==== DATA FOR THIS TASK ====
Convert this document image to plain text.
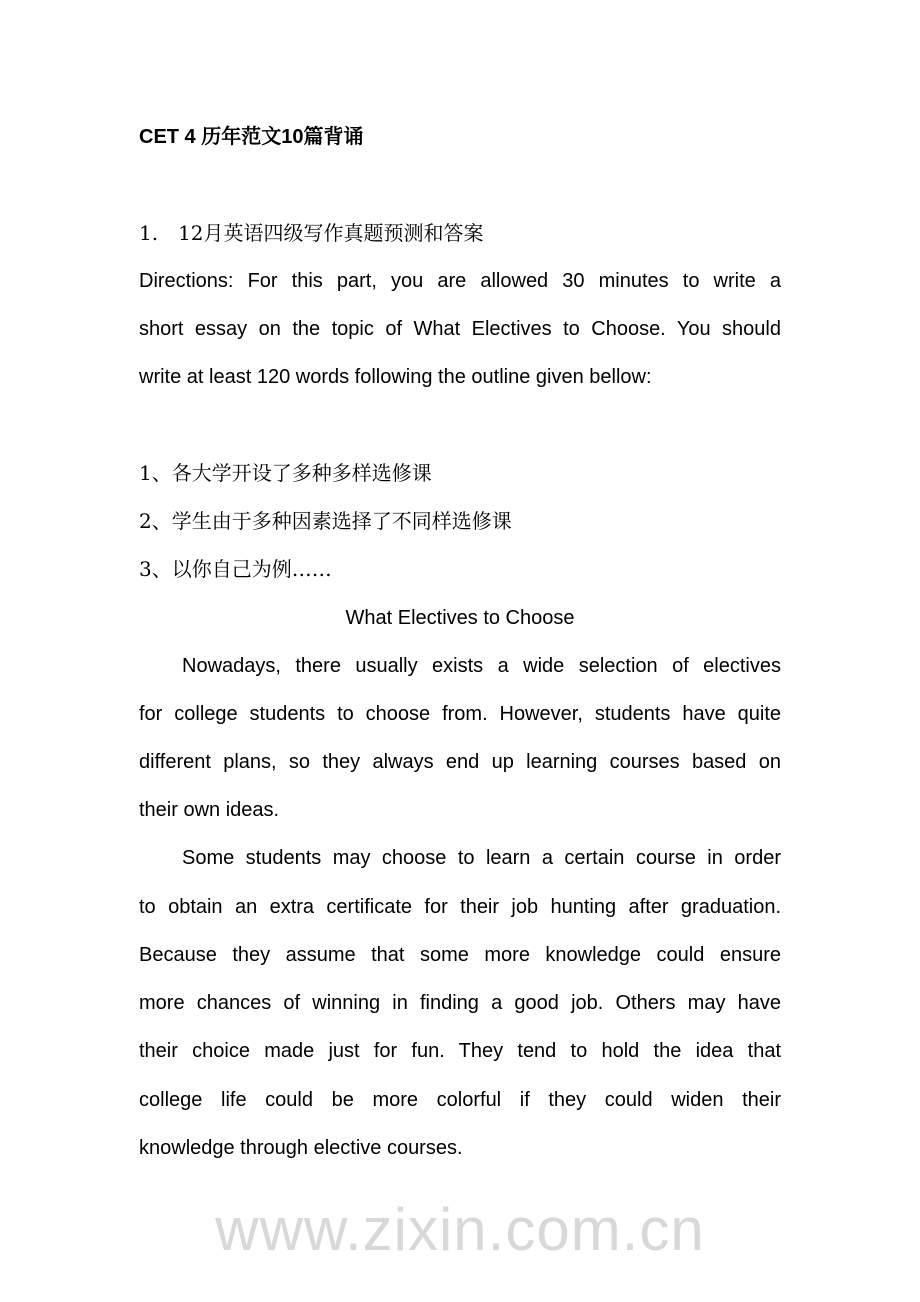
CET 4 历年范文10篇背诵
1.　12月英语四级写作真题预测和答案
Directions: For this part, you are allowed 30 minutes to write a
short essay on the topic of What Electives to Choose. You should
write at least 120 words following the outline given bellow:
1、各大学开设了多种多样选修课
2、学生由于多种因素选择了不同样选修课
3、以你自己为例……
What Electives to Choose
Nowadays, there usually exists a wide selection of electives
for college students to choose from. However, students have quite
different plans, so they always end up learning courses based on
their own ideas.
Some students may choose to learn a certain course in order
to obtain an extra certificate for their job hunting after graduation.
Because they assume that some more knowledge could ensure
more chances of winning in finding a good job. Others may have
their choice made just for fun. They tend to hold the idea that
college life could be more colorful if they could widen their
knowledge through elective courses.
www.zixin.com.cn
====
Show all lines from the records above where the word "could" occurs.

Because they assume that some more knowledge could ensure
college life could be more colorful if they could widen their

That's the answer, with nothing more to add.